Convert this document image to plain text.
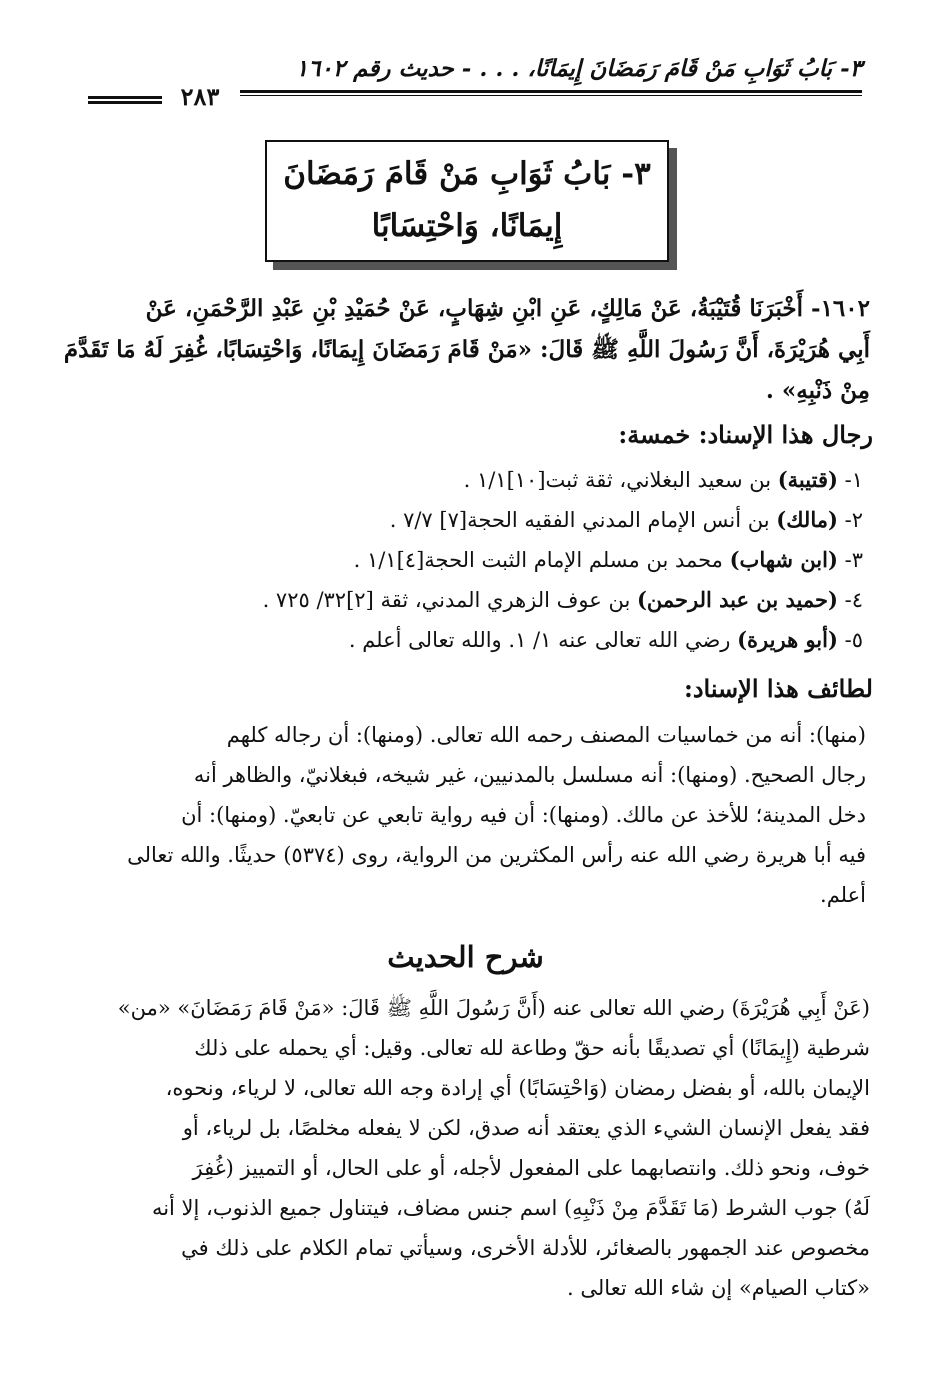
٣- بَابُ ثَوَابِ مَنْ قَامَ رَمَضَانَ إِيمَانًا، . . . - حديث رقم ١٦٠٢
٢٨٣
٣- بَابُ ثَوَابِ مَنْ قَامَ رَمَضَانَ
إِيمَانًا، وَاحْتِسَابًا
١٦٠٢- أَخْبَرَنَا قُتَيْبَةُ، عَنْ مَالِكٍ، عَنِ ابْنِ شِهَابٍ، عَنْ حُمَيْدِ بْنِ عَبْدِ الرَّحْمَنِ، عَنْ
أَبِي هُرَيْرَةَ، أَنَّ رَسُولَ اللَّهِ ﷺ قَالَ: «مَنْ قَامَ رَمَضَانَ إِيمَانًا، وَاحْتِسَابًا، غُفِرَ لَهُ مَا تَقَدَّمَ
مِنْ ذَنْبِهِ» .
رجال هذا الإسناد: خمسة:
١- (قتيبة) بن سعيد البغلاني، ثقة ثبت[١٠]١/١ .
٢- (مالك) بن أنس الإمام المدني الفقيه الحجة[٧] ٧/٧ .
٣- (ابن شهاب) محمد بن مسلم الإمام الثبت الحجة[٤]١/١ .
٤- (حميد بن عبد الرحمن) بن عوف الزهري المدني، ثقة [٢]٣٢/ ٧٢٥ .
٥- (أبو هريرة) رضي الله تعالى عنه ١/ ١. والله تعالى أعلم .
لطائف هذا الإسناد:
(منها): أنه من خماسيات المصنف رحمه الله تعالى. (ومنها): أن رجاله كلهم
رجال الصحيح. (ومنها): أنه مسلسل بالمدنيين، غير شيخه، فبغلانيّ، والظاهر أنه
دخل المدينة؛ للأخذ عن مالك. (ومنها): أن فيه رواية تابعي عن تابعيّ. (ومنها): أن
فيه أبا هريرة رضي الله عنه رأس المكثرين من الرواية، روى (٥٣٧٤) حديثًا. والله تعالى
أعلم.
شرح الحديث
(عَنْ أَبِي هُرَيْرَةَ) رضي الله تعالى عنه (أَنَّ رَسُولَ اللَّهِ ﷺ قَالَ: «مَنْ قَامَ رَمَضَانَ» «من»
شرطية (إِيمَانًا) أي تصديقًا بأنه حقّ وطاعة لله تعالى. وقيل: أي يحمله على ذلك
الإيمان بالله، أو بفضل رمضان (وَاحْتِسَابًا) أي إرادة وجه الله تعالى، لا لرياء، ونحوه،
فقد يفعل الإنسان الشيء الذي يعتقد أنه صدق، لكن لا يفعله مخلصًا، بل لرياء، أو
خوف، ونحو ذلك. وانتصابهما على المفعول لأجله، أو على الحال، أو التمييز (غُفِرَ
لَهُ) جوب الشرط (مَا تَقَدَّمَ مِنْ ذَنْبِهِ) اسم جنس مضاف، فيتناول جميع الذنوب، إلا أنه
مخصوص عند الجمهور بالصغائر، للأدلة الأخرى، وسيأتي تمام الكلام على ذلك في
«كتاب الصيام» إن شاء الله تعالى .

# # # # # # #

▶ **Directions**
Filter the records above and return every line that holds the word "تعالى".

▶ **Full answer**
٥- (أبو هريرة) رضي الله تعالى عنه ١/ ١. والله تعالى أعلم .
(منها): أنه من خماسيات المصنف رحمه الله تعالى. (ومنها): أن رجاله كلهم
فيه أبا هريرة رضي الله عنه رأس المكثرين من الرواية، روى (٥٣٧٤) حديثًا. والله تعالى
(عَنْ أَبِي هُرَيْرَةَ) رضي الله تعالى عنه (أَنَّ رَسُولَ اللَّهِ ﷺ قَالَ: «مَنْ قَامَ رَمَضَانَ» «من»
شرطية (إِيمَانًا) أي تصديقًا بأنه حقّ وطاعة لله تعالى. وقيل: أي يحمله على ذلك
الإيمان بالله، أو بفضل رمضان (وَاحْتِسَابًا) أي إرادة وجه الله تعالى، لا لرياء، ونحوه،
«كتاب الصيام» إن شاء الله تعالى .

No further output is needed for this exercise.